→ **Exercise objective**
Report each line of the data that includes the word "rmse".

Records about charts and figures:
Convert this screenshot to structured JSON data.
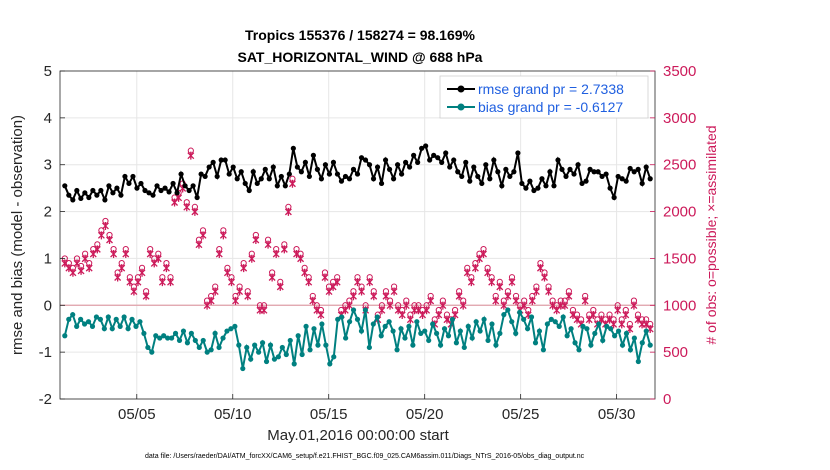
{
  "chart_data": {
    "type": "line",
    "title_line1": "Tropics 155376 / 158274 = 98.169%",
    "title_line2": "SAT_HORIZONTAL_WIND @ 688 hPa",
    "xlabel": "May.01,2016 00:00:00 start",
    "ylabel": "rmse and bias (model - observation)",
    "ylabel_right": "# of obs: o=possible; ×=assimilated",
    "footnote": "data file: /Users/raeder/DAI/ATM_forcXX/CAM6_setup/f.e21.FHIST_BGC.f09_025.CAM6assim.011/Diags_NTrS_2016-05/obs_diag_output.nc",
    "xticks": [
      "05/05",
      "05/10",
      "05/15",
      "05/20",
      "05/25",
      "05/30"
    ],
    "yticks": [
      "-2",
      "-1",
      "0",
      "1",
      "2",
      "3",
      "4",
      "5"
    ],
    "yticks_right": [
      "0",
      "500",
      "1000",
      "1500",
      "2000",
      "2500",
      "3000",
      "3500"
    ],
    "ylim": [
      -2,
      5
    ],
    "ylim_right": [
      0,
      3500
    ],
    "xlim": [
      1.0,
      32.0
    ],
    "x_unit": "days from May 01, 2016 00:00",
    "legend_position": "top-right",
    "grid": true,
    "colors": {
      "rmse": "#000000",
      "bias": "#008080",
      "obs": "#cc1a5a",
      "zero_line": "#e0a0a8",
      "legend_text": "#1f5fe0"
    },
    "series": [
      {
        "name": "rmse grand pr = 2.7338",
        "values": [
          2.55,
          2.35,
          2.25,
          2.45,
          2.28,
          2.4,
          2.3,
          2.45,
          2.35,
          2.45,
          2.25,
          2.55,
          2.4,
          2.5,
          2.35,
          2.75,
          2.6,
          2.75,
          2.5,
          2.6,
          2.45,
          2.4,
          2.35,
          2.55,
          2.45,
          2.5,
          2.42,
          2.6,
          2.4,
          2.8,
          2.55,
          2.45,
          2.55,
          2.3,
          2.8,
          2.75,
          2.95,
          3.05,
          2.75,
          3.1,
          3.1,
          2.8,
          2.95,
          2.7,
          2.85,
          2.6,
          2.45,
          2.85,
          2.6,
          2.7,
          2.9,
          2.7,
          2.95,
          2.55,
          2.75,
          2.55,
          2.8,
          3.35,
          2.95,
          2.85,
          3.05,
          2.75,
          3.2,
          2.9,
          2.7,
          3.0,
          2.8,
          3.05,
          2.8,
          2.65,
          2.75,
          2.7,
          2.9,
          2.8,
          3.15,
          3.1,
          3.0,
          2.7,
          2.95,
          2.6,
          3.1,
          2.9,
          2.7,
          3.0,
          2.8,
          3.05,
          2.95,
          3.2,
          3.05,
          3.35,
          3.4,
          3.1,
          3.2,
          3.15,
          3.05,
          3.25,
          2.95,
          3.1,
          2.85,
          2.75,
          3.05,
          2.65,
          2.95,
          2.75,
          2.6,
          3.0,
          2.7,
          3.1,
          2.85,
          2.55,
          2.9,
          2.75,
          2.85,
          3.25,
          2.6,
          2.5,
          2.65,
          2.45,
          2.5,
          2.7,
          2.55,
          2.85,
          2.55,
          3.1,
          2.9,
          2.75,
          2.9,
          2.8,
          3.0,
          2.6,
          2.65,
          2.9,
          2.85,
          2.85,
          2.75,
          2.8,
          2.5,
          2.3,
          2.75,
          2.7,
          2.65,
          2.92,
          2.85,
          2.9,
          2.6,
          2.95,
          2.7
        ]
      },
      {
        "name": "bias grand pr = -0.6127",
        "values": [
          -0.65,
          -0.3,
          -0.2,
          -0.45,
          -0.3,
          -0.4,
          -0.35,
          -0.45,
          -0.25,
          -0.3,
          -0.5,
          -0.25,
          -0.5,
          -0.3,
          -0.45,
          -0.25,
          -0.5,
          -0.3,
          -0.45,
          -0.35,
          -0.6,
          -0.9,
          -1.0,
          -0.65,
          -0.7,
          -0.65,
          -0.7,
          -0.7,
          -0.6,
          -0.75,
          -0.55,
          -0.8,
          -0.6,
          -0.75,
          -0.9,
          -0.75,
          -1.0,
          -0.95,
          -0.6,
          -0.9,
          -0.7,
          -0.55,
          -0.5,
          -0.45,
          -0.85,
          -1.35,
          -0.9,
          -1.15,
          -0.85,
          -1.0,
          -0.8,
          -1.2,
          -0.85,
          -1.15,
          -1.1,
          -0.9,
          -1.05,
          -0.75,
          -1.25,
          -0.65,
          -1.05,
          -0.45,
          -0.95,
          -0.5,
          -0.85,
          -0.4,
          -0.85,
          -1.25,
          -1.1,
          -0.3,
          -0.25,
          -0.7,
          -0.35,
          -0.1,
          -0.3,
          -0.55,
          -0.1,
          -0.9,
          -0.4,
          -0.25,
          -0.65,
          -0.45,
          -0.35,
          -0.55,
          -0.95,
          -0.5,
          -0.7,
          -0.45,
          -0.85,
          -0.35,
          -0.6,
          -0.55,
          -0.75,
          -0.4,
          -0.6,
          -0.85,
          -0.5,
          -0.65,
          -0.3,
          -0.8,
          -0.55,
          -0.9,
          -0.45,
          -0.7,
          -0.35,
          -0.55,
          -0.3,
          -0.75,
          -0.4,
          -0.85,
          -0.6,
          -0.2,
          -0.1,
          -0.35,
          -0.6,
          -0.15,
          -0.3,
          -0.5,
          -0.25,
          -0.8,
          -0.55,
          -0.95,
          -0.4,
          -0.3,
          -0.35,
          -0.45,
          -0.25,
          -0.65,
          -0.5,
          -0.8,
          -0.95,
          -0.45,
          -0.5,
          -0.85,
          -0.6,
          -0.4,
          -0.75,
          -0.45,
          -0.5,
          -0.65,
          -0.55,
          -0.85,
          -0.6,
          -0.95,
          -0.7,
          -1.2,
          -0.8,
          -0.55,
          -0.85
        ]
      },
      {
        "name": "possible obs count",
        "values": [
          1500,
          1450,
          1400,
          1500,
          1420,
          1550,
          1450,
          1600,
          1650,
          1800,
          1900,
          1750,
          1600,
          1350,
          1450,
          1600,
          1300,
          1200,
          1300,
          1400,
          1150,
          1600,
          1500,
          1550,
          1300,
          1450,
          1300,
          2150,
          2200,
          2300,
          2100,
          2650,
          2050,
          1700,
          1800,
          1050,
          1100,
          1200,
          1600,
          1800,
          1400,
          1300,
          1100,
          1200,
          1450,
          1150,
          1550,
          1750,
          1000,
          1000,
          1700,
          1350,
          1600,
          1250,
          1650,
          2050,
          2350,
          1600,
          1550,
          1400,
          1300,
          1100,
          1000,
          950,
          1350,
          1200,
          1250,
          1300,
          950,
          1000,
          1050,
          1150,
          1300,
          1200,
          1000,
          1300,
          1150,
          900,
          1000,
          1150,
          1050,
          1200,
          1000,
          950,
          1050,
          900,
          1000,
          1000,
          950,
          1000,
          1100,
          850,
          950,
          1050,
          900,
          850,
          950,
          1150,
          1050,
          1400,
          1300,
          1450,
          1550,
          1600,
          1400,
          1300,
          1100,
          1250,
          1050,
          1150,
          1300,
          1100,
          1000,
          1050,
          950,
          1100,
          1200,
          1450,
          1350,
          1200,
          1050,
          1000,
          1050,
          1050,
          1150,
          950,
          900,
          850,
          1100,
          900,
          950,
          850,
          900,
          850,
          900,
          850,
          1000,
          850,
          950,
          800,
          1050,
          900,
          850,
          850,
          800
        ]
      }
    ]
  }
}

→ **Output of the task**
    "ylabel": "rmse and bias (model - observation)",
      "rmse": "#000000",
        "name": "rmse grand pr = 2.7338",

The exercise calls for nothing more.